**DIRECTION**
Write out each line exactly as given. Leave the pictures out of your copy.

Stored data entries
(begin)
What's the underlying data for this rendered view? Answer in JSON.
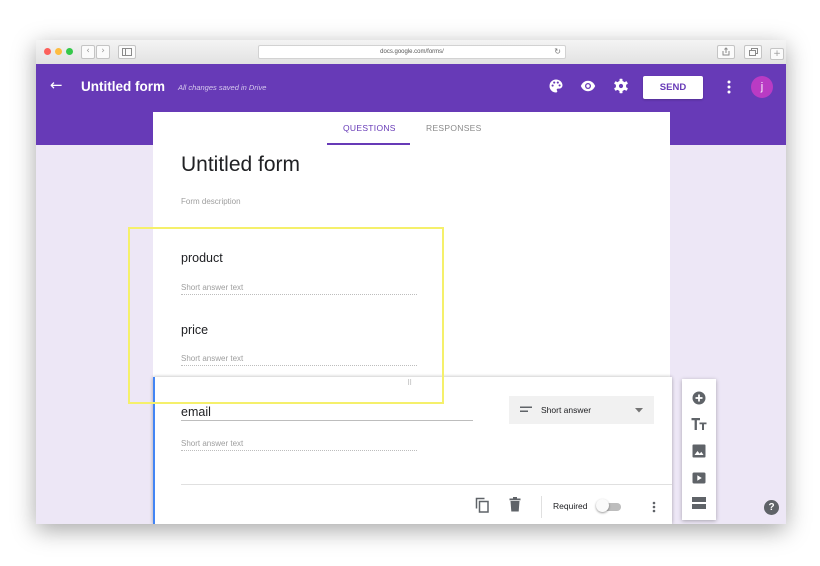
{
  "browser": {
    "url": "docs.google.com/forms/",
    "traffic_light_colors": [
      "#fc605b",
      "#fdbc40",
      "#34c84a"
    ]
  },
  "header": {
    "title": "Untitled form",
    "save_status": "All changes saved in Drive",
    "send_label": "SEND",
    "avatar_letter": "j",
    "brand_color": "#673ab7"
  },
  "tabs": [
    {
      "label": "QUESTIONS",
      "active": true
    },
    {
      "label": "RESPONSES",
      "active": false
    }
  ],
  "form": {
    "title": "Untitled form",
    "description_placeholder": "Form description"
  },
  "questions": [
    {
      "title": "product",
      "answer_placeholder": "Short answer text"
    },
    {
      "title": "price",
      "answer_placeholder": "Short answer text"
    },
    {
      "title": "email",
      "answer_placeholder": "Short answer text",
      "type": "Short answer",
      "required_label": "Required",
      "required": false
    }
  ],
  "toolbar_icons": [
    "add-question-icon",
    "add-title-icon",
    "add-image-icon",
    "add-video-icon",
    "add-section-icon"
  ],
  "highlight_color": "#f5f06b"
}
(end)
**TASK RESPONSE**
What's the underlying data for this rendered view? Answer in JSON.
{
  "browser": {
    "url": "docs.google.com/forms/",
    "traffic_light_colors": [
      "#fc605b",
      "#fdbc40",
      "#34c84a"
    ]
  },
  "header": {
    "title": "Untitled form",
    "save_status": "All changes saved in Drive",
    "send_label": "SEND",
    "avatar_letter": "j",
    "brand_color": "#673ab7"
  },
  "tabs": [
    {
      "label": "QUESTIONS",
      "active": true
    },
    {
      "label": "RESPONSES",
      "active": false
    }
  ],
  "form": {
    "title": "Untitled form",
    "description_placeholder": "Form description"
  },
  "questions": [
    {
      "title": "product",
      "answer_placeholder": "Short answer text"
    },
    {
      "title": "price",
      "answer_placeholder": "Short answer text"
    },
    {
      "title": "email",
      "answer_placeholder": "Short answer text",
      "type": "Short answer",
      "required_label": "Required",
      "required": false
    }
  ],
  "toolbar_icons": [
    "add-question-icon",
    "add-title-icon",
    "add-image-icon",
    "add-video-icon",
    "add-section-icon"
  ],
  "highlight_color": "#f5f06b"
}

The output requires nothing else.